> MATERIAL SUPPLIED
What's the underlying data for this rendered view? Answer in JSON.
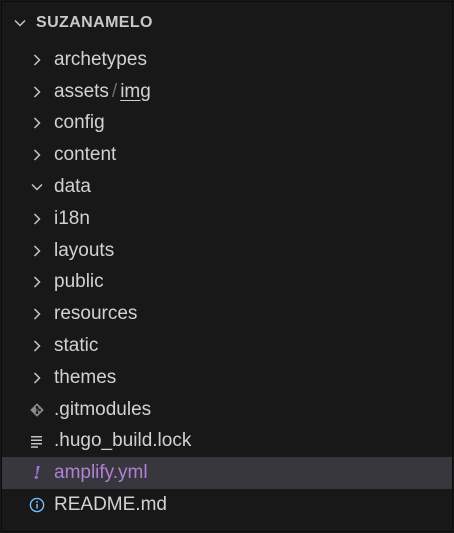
{
  "explorer": {
    "root_title": "SUZANAMELO",
    "root_chevron_icon": "chevron-down-icon",
    "items": [
      {
        "type": "folder",
        "label": "archetypes",
        "expanded": false,
        "icon": "chevron-right-icon"
      },
      {
        "type": "folder",
        "label_part1": "assets",
        "separator": "/",
        "label_part2": "img",
        "expanded": false,
        "icon": "chevron-right-icon"
      },
      {
        "type": "folder",
        "label": "config",
        "expanded": false,
        "icon": "chevron-right-icon"
      },
      {
        "type": "folder",
        "label": "content",
        "expanded": false,
        "icon": "chevron-right-icon"
      },
      {
        "type": "folder",
        "label": "data",
        "expanded": true,
        "icon": "chevron-down-icon"
      },
      {
        "type": "folder",
        "label": "i18n",
        "expanded": false,
        "icon": "chevron-right-icon"
      },
      {
        "type": "folder",
        "label": "layouts",
        "expanded": false,
        "icon": "chevron-right-icon"
      },
      {
        "type": "folder",
        "label": "public",
        "expanded": false,
        "icon": "chevron-right-icon"
      },
      {
        "type": "folder",
        "label": "resources",
        "expanded": false,
        "icon": "chevron-right-icon"
      },
      {
        "type": "folder",
        "label": "static",
        "expanded": false,
        "icon": "chevron-right-icon"
      },
      {
        "type": "folder",
        "label": "themes",
        "expanded": false,
        "icon": "chevron-right-icon"
      },
      {
        "type": "file",
        "label": ".gitmodules",
        "icon": "git-icon"
      },
      {
        "type": "file",
        "label": ".hugo_build.lock",
        "icon": "text-lines-icon"
      },
      {
        "type": "file",
        "label": "amplify.yml",
        "icon": "exclamation-icon",
        "selected": true
      },
      {
        "type": "file",
        "label": "README.md",
        "icon": "info-icon"
      }
    ]
  },
  "colors": {
    "background": "#181818",
    "text": "#d2d2d2",
    "selected_background": "#37373d",
    "selected_text": "#b180d7",
    "yaml_icon": "#a370e0",
    "info_icon": "#75beff"
  }
}
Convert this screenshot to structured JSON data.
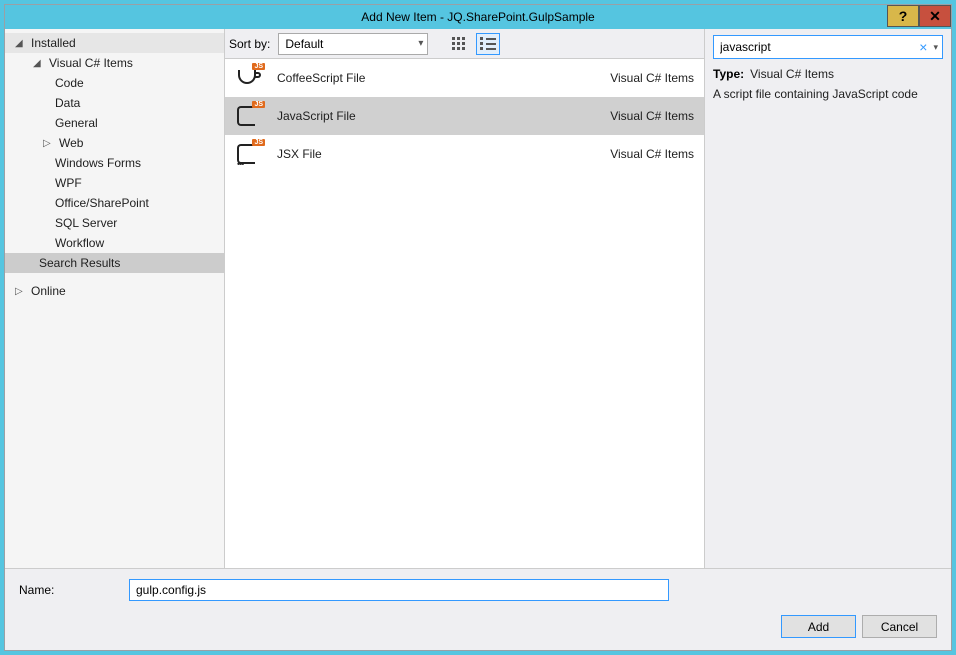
{
  "title": "Add New Item - JQ.SharePoint.GulpSample",
  "sidebar": {
    "installed": "Installed",
    "online": "Online",
    "group_main": "Visual C# Items",
    "items": [
      "Code",
      "Data",
      "General",
      "Web",
      "Windows Forms",
      "WPF",
      "Office/SharePoint",
      "SQL Server",
      "Workflow",
      "Search Results"
    ]
  },
  "toolbar": {
    "sort_label": "Sort by:",
    "sort_value": "Default"
  },
  "templates": [
    {
      "name": "CoffeeScript File",
      "category": "Visual C# Items"
    },
    {
      "name": "JavaScript File",
      "category": "Visual C# Items"
    },
    {
      "name": "JSX File",
      "category": "Visual C# Items"
    }
  ],
  "search": {
    "value": "javascript"
  },
  "details": {
    "type_label": "Type:",
    "type_value": "Visual C# Items",
    "description": "A script file containing JavaScript code"
  },
  "footer": {
    "name_label": "Name:",
    "name_value": "gulp.config.js",
    "add": "Add",
    "cancel": "Cancel"
  }
}
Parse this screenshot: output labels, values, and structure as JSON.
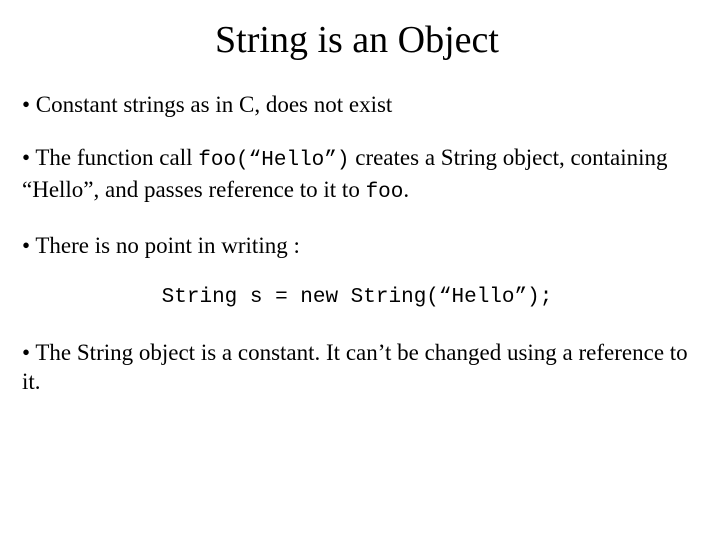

> WHAT IS BEING ASKED
Return each line of the data, keeping its wording exact and omitting pictures.

> PROBLEM SOLUTION
What's the underlying data for this rendered view? Answer in JSON.
{
  "explorer": {
    "root_title": "SUZANAMELO",
    "root_chevron_icon": "chevron-down-icon",
    "items": [
      {
        "type": "folder",
        "label": "archetypes",
        "expanded": false,
        "icon": "chevron-right-icon"
      },
      {
        "type": "folder",
        "label_part1": "assets",
        "separator": "/",
        "label_part2": "img",
        "expanded": false,
        "icon": "chevron-right-icon"
      },
      {
        "type": "folder",
        "label": "config",
        "expanded": false,
        "icon": "chevron-right-icon"
      },
      {
        "type": "folder",
        "label": "content",
        "expanded": false,
        "icon": "chevron-right-icon"
      },
      {
        "type": "folder",
        "label": "data",
        "expanded": true,
        "icon": "chevron-down-icon"
      },
      {
        "type": "folder",
        "label": "i18n",
        "expanded": false,
        "icon": "chevron-right-icon"
      },
      {
        "type": "folder",
        "label": "layouts",
        "expanded": false,
        "icon": "chevron-right-icon"
      },
      {
        "type": "folder",
        "label": "public",
        "expanded": false,
        "icon": "chevron-right-icon"
      },
      {
        "type": "folder",
        "label": "resources",
        "expanded": false,
        "icon": "chevron-right-icon"
      },
      {
        "type": "folder",
        "label": "static",
        "expanded": false,
        "icon": "chevron-right-icon"
      },
      {
        "type": "folder",
        "label": "themes",
        "expanded": false,
        "icon": "chevron-right-icon"
      },
      {
        "type": "file",
        "label": ".gitmodules",
        "icon": "git-icon"
      },
      {
        "type": "file",
        "label": ".hugo_build.lock",
        "icon": "text-lines-icon"
      },
      {
        "type": "file",
        "label": "amplify.yml",
        "icon": "exclamation-icon",
        "selected": true
      },
      {
        "type": "file",
        "label": "README.md",
        "icon": "info-icon"
      }
    ]
  },
  "colors": {
    "background": "#181818",
    "text": "#d2d2d2",
    "selected_background": "#37373d",
    "selected_text": "#b180d7",
    "yaml_icon": "#a370e0",
    "info_icon": "#75beff"
  }
}
Convert this screenshot to structured JSON data.
{
  "title": "Add New Item - JQ.SharePoint.GulpSample",
  "sidebar": {
    "installed": "Installed",
    "online": "Online",
    "group_main": "Visual C# Items",
    "items": [
      "Code",
      "Data",
      "General",
      "Web",
      "Windows Forms",
      "WPF",
      "Office/SharePoint",
      "SQL Server",
      "Workflow",
      "Search Results"
    ]
  },
  "toolbar": {
    "sort_label": "Sort by:",
    "sort_value": "Default"
  },
  "templates": [
    {
      "name": "CoffeeScript File",
      "category": "Visual C# Items"
    },
    {
      "name": "JavaScript File",
      "category": "Visual C# Items"
    },
    {
      "name": "JSX File",
      "category": "Visual C# Items"
    }
  ],
  "search": {
    "value": "javascript"
  },
  "details": {
    "type_label": "Type:",
    "type_value": "Visual C# Items",
    "description": "A script file containing JavaScript code"
  },
  "footer": {
    "name_label": "Name:",
    "name_value": "gulp.config.js",
    "add": "Add",
    "cancel": "Cancel"
  }
}
Parse this screenshot: output labels, values, and structure as JSON.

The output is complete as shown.